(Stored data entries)

------------

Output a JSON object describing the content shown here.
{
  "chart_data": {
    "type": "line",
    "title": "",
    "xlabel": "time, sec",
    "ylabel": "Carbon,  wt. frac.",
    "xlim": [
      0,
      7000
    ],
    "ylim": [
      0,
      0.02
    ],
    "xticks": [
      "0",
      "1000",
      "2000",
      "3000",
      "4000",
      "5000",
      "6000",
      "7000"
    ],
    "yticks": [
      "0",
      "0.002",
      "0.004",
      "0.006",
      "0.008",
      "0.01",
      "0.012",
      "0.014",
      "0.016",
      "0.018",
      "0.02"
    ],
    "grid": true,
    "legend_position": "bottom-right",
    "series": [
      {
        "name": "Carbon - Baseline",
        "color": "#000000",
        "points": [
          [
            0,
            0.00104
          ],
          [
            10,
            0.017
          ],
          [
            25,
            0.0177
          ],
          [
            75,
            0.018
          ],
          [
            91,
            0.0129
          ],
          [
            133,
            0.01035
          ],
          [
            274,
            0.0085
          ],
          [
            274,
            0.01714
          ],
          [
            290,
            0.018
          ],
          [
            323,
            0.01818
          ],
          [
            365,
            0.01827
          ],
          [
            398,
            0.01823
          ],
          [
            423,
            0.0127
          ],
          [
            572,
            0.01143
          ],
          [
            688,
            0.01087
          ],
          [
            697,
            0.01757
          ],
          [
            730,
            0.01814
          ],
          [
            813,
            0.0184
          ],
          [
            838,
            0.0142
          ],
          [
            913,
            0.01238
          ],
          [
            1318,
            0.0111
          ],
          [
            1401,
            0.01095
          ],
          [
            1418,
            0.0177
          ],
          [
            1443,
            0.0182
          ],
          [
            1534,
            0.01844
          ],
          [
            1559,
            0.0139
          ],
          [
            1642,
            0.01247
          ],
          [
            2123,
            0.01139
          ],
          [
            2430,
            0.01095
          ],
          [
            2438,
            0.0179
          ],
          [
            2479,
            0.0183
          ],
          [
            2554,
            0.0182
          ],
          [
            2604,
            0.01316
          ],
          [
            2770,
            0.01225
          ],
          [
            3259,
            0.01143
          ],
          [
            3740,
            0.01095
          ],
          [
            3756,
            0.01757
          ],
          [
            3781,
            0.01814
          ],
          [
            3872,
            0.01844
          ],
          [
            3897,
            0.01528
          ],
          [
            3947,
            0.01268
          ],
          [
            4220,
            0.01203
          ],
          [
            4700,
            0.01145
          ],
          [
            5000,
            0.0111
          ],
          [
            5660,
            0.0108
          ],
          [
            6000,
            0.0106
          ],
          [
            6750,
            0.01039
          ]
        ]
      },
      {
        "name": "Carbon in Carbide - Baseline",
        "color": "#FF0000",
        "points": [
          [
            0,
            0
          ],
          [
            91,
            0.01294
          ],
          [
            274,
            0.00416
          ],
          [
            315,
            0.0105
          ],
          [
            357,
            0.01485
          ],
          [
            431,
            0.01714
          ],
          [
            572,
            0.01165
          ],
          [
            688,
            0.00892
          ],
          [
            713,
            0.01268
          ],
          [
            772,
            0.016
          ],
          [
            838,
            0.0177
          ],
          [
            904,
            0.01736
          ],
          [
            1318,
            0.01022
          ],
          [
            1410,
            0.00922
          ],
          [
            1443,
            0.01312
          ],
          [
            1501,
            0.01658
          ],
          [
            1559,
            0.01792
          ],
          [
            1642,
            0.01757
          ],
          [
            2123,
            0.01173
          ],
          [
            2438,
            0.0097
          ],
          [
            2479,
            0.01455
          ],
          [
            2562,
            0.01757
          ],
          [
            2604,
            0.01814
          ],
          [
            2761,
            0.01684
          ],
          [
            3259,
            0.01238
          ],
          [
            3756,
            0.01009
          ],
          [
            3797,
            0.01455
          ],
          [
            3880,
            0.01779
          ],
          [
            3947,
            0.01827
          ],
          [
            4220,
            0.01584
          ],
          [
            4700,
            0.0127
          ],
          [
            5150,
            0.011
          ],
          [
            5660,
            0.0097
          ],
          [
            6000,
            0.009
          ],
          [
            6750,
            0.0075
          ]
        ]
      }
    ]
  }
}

------------

EXERCISE TASK:
Return every line containing "name".

WRITTEN RESPONSE:
        "name": "Carbon - Baseline",
        "name": "Carbon in Carbide - Baseline",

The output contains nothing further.